# Data items
>>>

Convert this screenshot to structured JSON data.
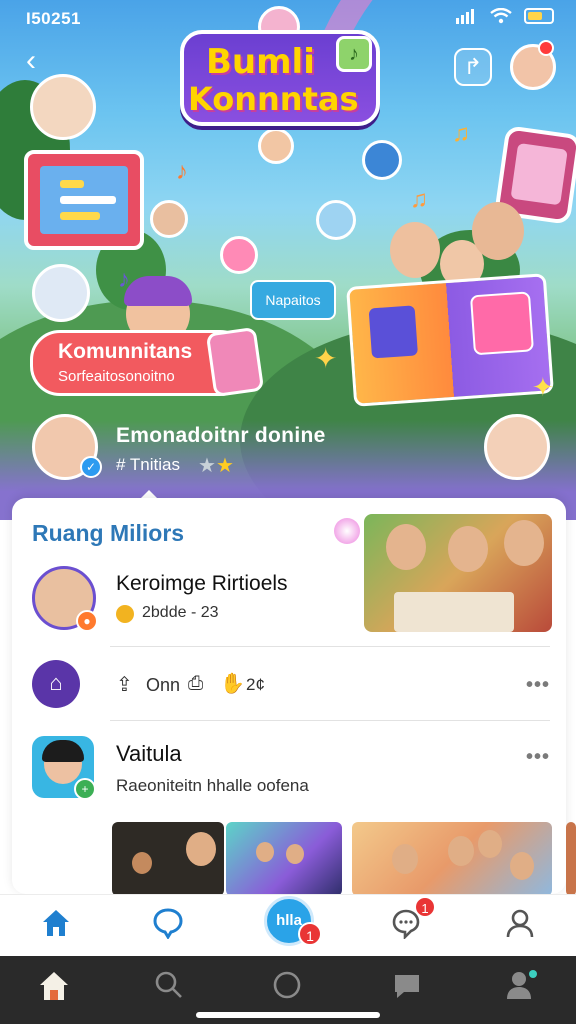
{
  "status_bar": {
    "left_text": "I50251",
    "icons": [
      "wifi-icon",
      "signal-icon",
      "battery-icon"
    ]
  },
  "hero": {
    "logo_line1": "Bumli",
    "logo_line2": "Konnntas",
    "tag": "Napaitos",
    "pill_title": "Komunnitans",
    "pill_subtitle": "Sorfeaitosonoitno",
    "profile_name": "Emonadoitnr donine",
    "profile_subtitle": "# Tnitias"
  },
  "card": {
    "section_title": "Ruang Miliors",
    "row1": {
      "title": "Keroimge Rirtioels",
      "meta": "2bdde - 23"
    },
    "row2": {
      "label": "Onn",
      "count": "2¢"
    },
    "row3": {
      "title": "Vaitula",
      "subtitle": "Raeoniteitn hhalle oofena"
    }
  },
  "bottom_nav": {
    "items": [
      "home",
      "discover",
      "center",
      "chat",
      "profile"
    ],
    "center_label": "hlla",
    "center_badge": "1",
    "chat_badge": "1"
  },
  "colors": {
    "accent": "#2aa3e8",
    "section_title": "#2e78b7",
    "badge": "#e93535",
    "pill": "#f25a5f"
  }
}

<<<

# GOAL
Omit every picture, and otherwise quote the entries exactly.

# COMPLETE ANSWER
Convert this screenshot to structured JSON data.
{
  "status_bar": {
    "left_text": "I50251",
    "icons": [
      "wifi-icon",
      "signal-icon",
      "battery-icon"
    ]
  },
  "hero": {
    "logo_line1": "Bumli",
    "logo_line2": "Konnntas",
    "tag": "Napaitos",
    "pill_title": "Komunnitans",
    "pill_subtitle": "Sorfeaitosonoitno",
    "profile_name": "Emonadoitnr donine",
    "profile_subtitle": "# Tnitias"
  },
  "card": {
    "section_title": "Ruang Miliors",
    "row1": {
      "title": "Keroimge Rirtioels",
      "meta": "2bdde - 23"
    },
    "row2": {
      "label": "Onn",
      "count": "2¢"
    },
    "row3": {
      "title": "Vaitula",
      "subtitle": "Raeoniteitn hhalle oofena"
    }
  },
  "bottom_nav": {
    "items": [
      "home",
      "discover",
      "center",
      "chat",
      "profile"
    ],
    "center_label": "hlla",
    "center_badge": "1",
    "chat_badge": "1"
  },
  "colors": {
    "accent": "#2aa3e8",
    "section_title": "#2e78b7",
    "badge": "#e93535",
    "pill": "#f25a5f"
  }
}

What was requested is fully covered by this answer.